EXERCISE PROMPT: Search the records for the word "title" and pick out every line that has it.

====================

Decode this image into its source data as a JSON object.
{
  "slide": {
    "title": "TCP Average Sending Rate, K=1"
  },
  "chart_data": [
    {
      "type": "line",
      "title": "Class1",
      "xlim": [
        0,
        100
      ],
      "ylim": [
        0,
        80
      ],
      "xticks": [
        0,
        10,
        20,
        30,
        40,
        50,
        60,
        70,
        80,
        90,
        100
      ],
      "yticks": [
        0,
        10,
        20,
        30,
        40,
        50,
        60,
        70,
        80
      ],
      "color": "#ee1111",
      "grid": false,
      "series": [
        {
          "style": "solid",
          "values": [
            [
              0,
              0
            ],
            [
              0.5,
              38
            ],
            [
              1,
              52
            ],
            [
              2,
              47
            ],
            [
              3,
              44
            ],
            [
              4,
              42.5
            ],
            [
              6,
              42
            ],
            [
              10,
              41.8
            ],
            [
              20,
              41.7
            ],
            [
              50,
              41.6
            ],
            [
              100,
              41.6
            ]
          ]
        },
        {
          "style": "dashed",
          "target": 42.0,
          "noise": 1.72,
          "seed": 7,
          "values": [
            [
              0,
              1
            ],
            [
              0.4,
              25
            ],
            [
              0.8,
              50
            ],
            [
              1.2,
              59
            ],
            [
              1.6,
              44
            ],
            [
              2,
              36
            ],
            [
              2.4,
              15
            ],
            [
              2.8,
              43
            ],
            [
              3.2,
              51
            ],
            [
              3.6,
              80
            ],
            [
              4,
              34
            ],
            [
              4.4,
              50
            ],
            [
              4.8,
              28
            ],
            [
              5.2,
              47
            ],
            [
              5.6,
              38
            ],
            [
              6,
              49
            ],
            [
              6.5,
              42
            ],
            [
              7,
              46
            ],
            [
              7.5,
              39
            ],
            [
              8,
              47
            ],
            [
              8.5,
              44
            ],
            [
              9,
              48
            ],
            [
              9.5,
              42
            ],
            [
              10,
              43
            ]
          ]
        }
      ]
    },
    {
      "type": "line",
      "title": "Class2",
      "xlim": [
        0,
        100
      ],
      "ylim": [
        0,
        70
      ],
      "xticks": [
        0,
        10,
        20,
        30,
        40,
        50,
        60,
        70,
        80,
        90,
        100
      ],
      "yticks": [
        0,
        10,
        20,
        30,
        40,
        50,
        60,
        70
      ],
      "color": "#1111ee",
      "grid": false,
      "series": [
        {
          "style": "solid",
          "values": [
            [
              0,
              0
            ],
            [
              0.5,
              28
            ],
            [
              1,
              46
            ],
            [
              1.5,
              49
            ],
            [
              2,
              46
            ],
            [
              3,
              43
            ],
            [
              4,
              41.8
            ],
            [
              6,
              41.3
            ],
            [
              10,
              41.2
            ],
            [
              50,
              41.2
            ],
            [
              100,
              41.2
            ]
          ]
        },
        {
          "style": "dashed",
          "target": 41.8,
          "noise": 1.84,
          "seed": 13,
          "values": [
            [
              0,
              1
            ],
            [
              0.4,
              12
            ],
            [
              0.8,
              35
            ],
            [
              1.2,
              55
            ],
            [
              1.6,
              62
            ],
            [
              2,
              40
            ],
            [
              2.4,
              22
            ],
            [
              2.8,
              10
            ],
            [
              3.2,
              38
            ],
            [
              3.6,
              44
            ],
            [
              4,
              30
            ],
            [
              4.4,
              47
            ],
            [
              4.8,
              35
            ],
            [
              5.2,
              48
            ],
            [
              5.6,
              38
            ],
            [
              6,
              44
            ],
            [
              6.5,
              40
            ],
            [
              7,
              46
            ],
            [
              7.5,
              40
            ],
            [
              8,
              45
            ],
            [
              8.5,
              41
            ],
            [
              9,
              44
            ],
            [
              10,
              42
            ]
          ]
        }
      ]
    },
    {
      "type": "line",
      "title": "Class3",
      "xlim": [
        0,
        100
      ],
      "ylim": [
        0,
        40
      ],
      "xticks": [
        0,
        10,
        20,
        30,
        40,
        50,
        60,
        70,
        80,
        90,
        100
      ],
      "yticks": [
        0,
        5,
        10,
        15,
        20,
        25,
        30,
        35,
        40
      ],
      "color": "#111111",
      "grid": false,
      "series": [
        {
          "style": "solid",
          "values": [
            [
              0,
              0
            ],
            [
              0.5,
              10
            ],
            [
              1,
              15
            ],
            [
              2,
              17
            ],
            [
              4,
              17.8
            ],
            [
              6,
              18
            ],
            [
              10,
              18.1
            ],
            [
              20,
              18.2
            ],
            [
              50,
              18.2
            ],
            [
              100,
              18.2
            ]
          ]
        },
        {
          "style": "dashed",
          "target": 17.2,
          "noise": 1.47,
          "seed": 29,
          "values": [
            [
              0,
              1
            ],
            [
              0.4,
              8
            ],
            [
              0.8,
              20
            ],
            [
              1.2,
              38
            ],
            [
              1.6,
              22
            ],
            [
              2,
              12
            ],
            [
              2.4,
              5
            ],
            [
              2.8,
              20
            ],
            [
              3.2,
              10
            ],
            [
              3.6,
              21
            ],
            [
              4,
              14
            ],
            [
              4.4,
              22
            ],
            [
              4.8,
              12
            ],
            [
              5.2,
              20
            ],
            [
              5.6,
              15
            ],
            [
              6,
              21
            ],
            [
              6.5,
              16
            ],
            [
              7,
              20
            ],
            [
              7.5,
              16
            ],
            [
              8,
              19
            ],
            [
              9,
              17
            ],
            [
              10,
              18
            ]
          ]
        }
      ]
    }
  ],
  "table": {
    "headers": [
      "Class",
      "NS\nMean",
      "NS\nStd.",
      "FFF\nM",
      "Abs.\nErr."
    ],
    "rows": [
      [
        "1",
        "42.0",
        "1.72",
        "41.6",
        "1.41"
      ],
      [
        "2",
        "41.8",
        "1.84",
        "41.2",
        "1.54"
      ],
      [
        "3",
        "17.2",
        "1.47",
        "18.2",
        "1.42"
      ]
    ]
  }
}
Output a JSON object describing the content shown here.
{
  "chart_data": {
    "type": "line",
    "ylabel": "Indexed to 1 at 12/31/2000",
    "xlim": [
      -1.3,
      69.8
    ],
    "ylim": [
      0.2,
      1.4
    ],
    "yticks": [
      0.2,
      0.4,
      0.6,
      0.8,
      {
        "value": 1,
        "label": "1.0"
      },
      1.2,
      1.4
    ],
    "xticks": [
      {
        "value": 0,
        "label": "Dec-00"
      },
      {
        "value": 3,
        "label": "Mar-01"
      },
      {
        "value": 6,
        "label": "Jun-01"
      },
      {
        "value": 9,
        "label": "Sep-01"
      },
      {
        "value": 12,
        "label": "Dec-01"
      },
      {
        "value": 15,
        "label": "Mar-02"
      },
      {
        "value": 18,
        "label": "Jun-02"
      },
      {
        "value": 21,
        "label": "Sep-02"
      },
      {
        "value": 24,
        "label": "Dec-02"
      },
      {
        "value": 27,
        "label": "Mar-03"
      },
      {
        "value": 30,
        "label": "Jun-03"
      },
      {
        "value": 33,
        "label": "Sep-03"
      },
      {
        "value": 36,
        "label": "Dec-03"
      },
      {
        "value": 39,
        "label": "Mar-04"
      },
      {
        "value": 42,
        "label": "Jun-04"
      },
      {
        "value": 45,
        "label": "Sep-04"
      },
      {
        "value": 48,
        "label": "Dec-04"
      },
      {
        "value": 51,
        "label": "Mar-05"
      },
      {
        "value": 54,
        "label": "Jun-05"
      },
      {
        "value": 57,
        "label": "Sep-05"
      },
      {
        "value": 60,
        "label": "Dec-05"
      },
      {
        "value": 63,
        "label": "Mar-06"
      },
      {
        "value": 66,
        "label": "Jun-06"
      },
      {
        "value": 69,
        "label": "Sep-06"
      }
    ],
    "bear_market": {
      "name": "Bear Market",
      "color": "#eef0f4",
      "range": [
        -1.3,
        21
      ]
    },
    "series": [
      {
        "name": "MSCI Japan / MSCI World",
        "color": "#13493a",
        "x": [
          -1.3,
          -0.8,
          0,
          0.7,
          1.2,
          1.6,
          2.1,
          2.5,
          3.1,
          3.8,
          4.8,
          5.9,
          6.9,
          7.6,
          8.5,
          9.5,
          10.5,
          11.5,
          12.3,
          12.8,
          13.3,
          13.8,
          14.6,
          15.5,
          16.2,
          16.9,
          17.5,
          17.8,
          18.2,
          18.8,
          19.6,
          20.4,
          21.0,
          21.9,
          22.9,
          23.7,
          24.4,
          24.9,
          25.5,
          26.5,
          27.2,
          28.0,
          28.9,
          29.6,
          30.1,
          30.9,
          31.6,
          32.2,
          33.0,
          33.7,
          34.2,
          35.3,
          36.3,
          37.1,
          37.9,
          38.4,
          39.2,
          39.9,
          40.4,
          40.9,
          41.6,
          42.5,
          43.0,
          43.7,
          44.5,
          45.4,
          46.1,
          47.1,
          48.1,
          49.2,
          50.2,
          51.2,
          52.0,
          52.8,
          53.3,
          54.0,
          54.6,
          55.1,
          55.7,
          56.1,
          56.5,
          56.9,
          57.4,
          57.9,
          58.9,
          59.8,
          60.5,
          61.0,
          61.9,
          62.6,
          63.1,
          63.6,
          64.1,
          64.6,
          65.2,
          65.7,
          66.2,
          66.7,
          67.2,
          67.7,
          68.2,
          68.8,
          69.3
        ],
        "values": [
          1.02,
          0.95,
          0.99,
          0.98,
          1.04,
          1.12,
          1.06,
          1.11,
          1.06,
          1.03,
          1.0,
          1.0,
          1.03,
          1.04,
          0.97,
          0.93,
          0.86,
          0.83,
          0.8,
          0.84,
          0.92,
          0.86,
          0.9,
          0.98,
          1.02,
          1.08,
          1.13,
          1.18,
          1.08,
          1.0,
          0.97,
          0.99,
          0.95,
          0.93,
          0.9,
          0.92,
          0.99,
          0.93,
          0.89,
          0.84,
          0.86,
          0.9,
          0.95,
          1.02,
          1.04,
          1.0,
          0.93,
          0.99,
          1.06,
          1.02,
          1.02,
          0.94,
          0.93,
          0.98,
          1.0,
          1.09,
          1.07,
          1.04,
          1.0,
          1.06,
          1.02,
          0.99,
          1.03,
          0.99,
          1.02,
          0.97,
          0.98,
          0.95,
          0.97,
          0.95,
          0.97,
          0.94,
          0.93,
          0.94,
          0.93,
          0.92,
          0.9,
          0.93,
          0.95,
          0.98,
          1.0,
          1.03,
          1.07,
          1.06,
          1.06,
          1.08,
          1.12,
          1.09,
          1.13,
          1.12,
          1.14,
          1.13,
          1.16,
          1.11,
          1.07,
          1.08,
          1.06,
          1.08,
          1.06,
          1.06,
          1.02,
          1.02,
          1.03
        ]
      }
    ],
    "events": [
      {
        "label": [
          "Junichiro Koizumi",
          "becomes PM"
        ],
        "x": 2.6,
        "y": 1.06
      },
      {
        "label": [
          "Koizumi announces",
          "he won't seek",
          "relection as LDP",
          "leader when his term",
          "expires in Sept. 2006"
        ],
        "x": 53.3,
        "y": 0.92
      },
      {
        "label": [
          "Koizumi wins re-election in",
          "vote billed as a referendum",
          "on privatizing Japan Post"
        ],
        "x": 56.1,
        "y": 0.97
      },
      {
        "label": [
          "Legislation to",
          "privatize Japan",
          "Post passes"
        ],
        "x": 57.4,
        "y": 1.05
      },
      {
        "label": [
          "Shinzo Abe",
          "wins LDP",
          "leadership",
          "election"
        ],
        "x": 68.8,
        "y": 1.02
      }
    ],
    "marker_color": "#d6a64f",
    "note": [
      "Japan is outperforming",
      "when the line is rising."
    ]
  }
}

====================

TASK RESPONSE:
    "title": "TCP Average Sending Rate, K=1"
      "title": "Class1",
      "title": "Class2",
      "title": "Class3",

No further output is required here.